## TASK STATEMENT
Check every line below for the string "status", and copy the lines that contain it.

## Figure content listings
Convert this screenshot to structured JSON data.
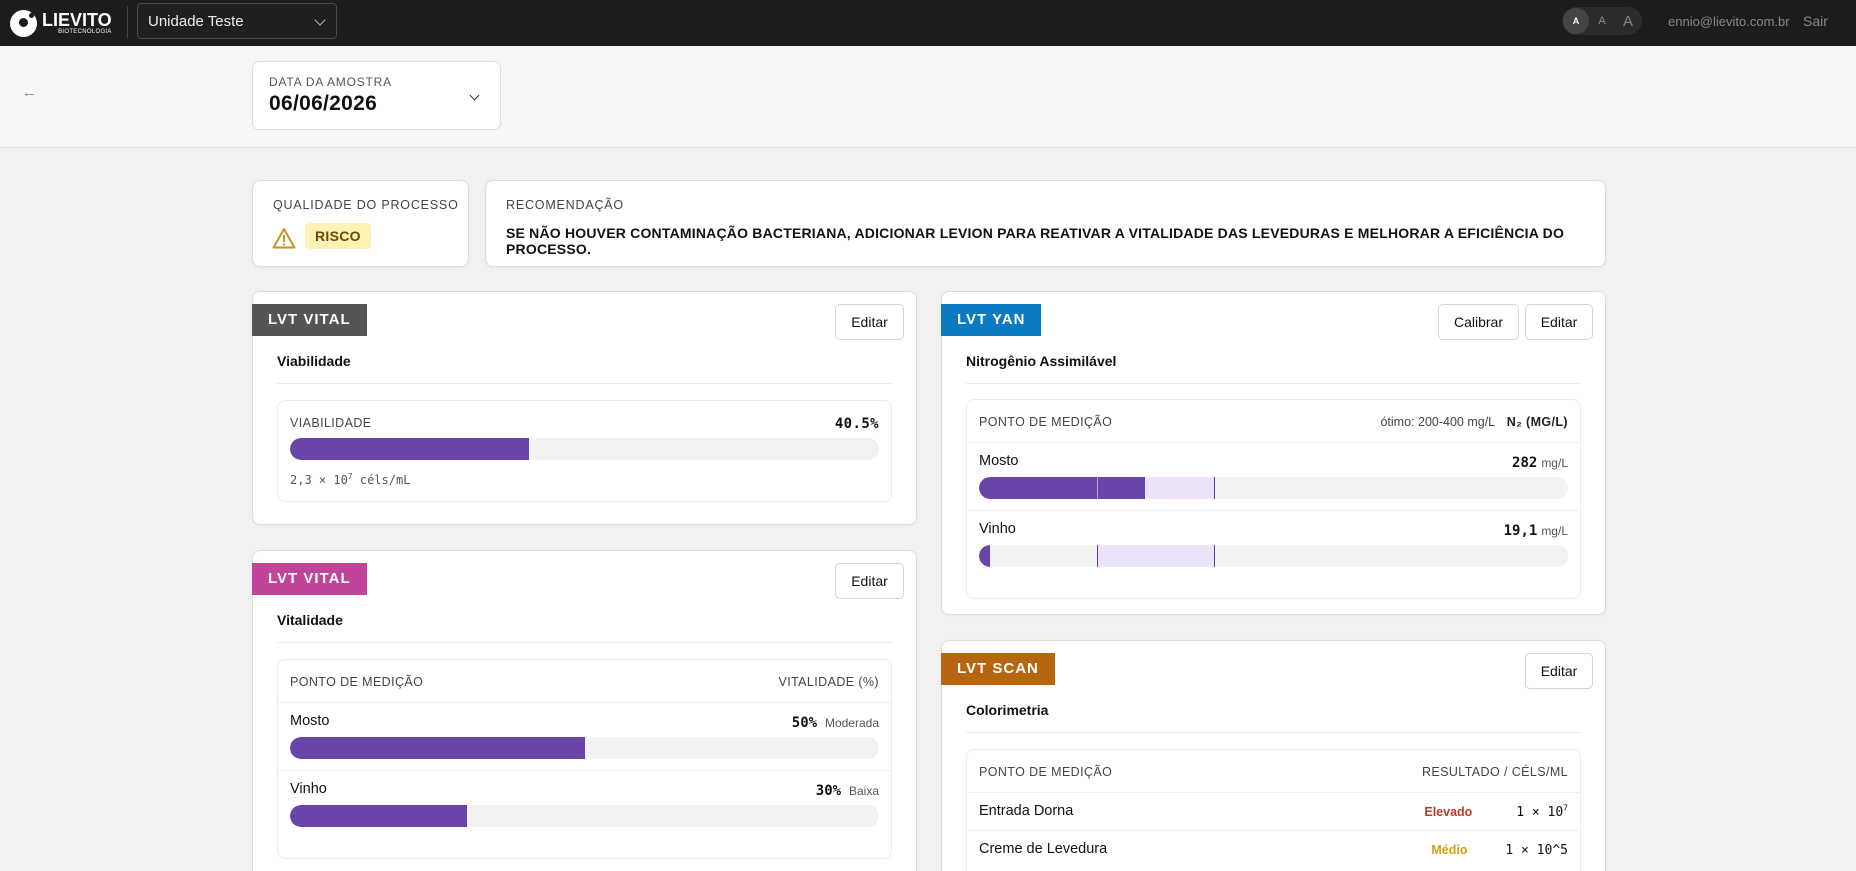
{
  "topbar": {
    "logo_name": "LIEVITO",
    "logo_sub": "BIOTECNOLOGIA",
    "unit": "Unidade Teste",
    "font_small": "A",
    "font_medium": "A",
    "font_large": "A",
    "email": "ennio@lievito.com.br",
    "logout": "Sair"
  },
  "sample": {
    "back": "←",
    "date_label": "DATA DA AMOSTRA",
    "date_value": "06/06/2026"
  },
  "quality": {
    "label": "QUALIDADE DO PROCESSO",
    "status": "RISCO"
  },
  "recommendation": {
    "label": "RECOMENDAÇÃO",
    "text": "SE NÃO HOUVER CONTAMINAÇÃO BACTERIANA, ADICIONAR LEVION PARA REATIVAR A VITALIDADE DAS LEVEDURAS E MELHORAR A EFICIÊNCIA DO PROCESSO."
  },
  "viabilidade": {
    "tag": "LVT VITAL",
    "tag_color": "#555555",
    "edit": "Editar",
    "title": "Viabilidade",
    "metric_label": "VIABILIDADE",
    "value": "40.5%",
    "fraction": 0.405,
    "cells_base": "2,3 × 10",
    "cells_exp": "7",
    "cells_unit": " céls/mL"
  },
  "vitalidade": {
    "tag": "LVT VITAL",
    "tag_color": "#c2449a",
    "edit": "Editar",
    "title": "Vitalidade",
    "col_left": "PONTO DE MEDIÇÃO",
    "col_right": "VITALIDADE (%)",
    "rows": [
      {
        "label": "Mosto",
        "value": "50%",
        "status": "Moderada",
        "fraction": 0.5
      },
      {
        "label": "Vinho",
        "value": "30%",
        "status": "Baixa",
        "fraction": 0.3
      }
    ]
  },
  "yan": {
    "tag": "LVT YAN",
    "tag_color": "#0a7ac2",
    "calibrate": "Calibrar",
    "edit": "Editar",
    "title": "Nitrogênio Assimilável",
    "col_left": "PONTO DE MEDIÇÃO",
    "optimal": "ótimo: 200-400 mg/L",
    "unit_header": "N₂ (MG/L)",
    "scale_max": 1000,
    "optimal_range": [
      200,
      400
    ],
    "rows": [
      {
        "label": "Mosto",
        "value": "282",
        "unit": "mg/L",
        "amount": 282
      },
      {
        "label": "Vinho",
        "value": "19,1",
        "unit": "mg/L",
        "amount": 19.1
      }
    ]
  },
  "scan": {
    "tag": "LVT SCAN",
    "tag_color": "#b7650f",
    "edit": "Editar",
    "title": "Colorimetria",
    "col_left": "PONTO DE MEDIÇÃO",
    "col_right": "RESULTADO / CÉLS/ML",
    "rows": [
      {
        "label": "Entrada Dorna",
        "status": "Elevado",
        "value_base": "1 × 10",
        "value_exp": "7"
      },
      {
        "label": "Creme de Levedura",
        "status": "Médio",
        "value_text": "1 × 10^5"
      }
    ]
  }
}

## TASK ANSWER
    "status": "RISCO"
        "status": "Moderada",
        "status": "Baixa",
        "status": "Elevado",
        "status": "Médio",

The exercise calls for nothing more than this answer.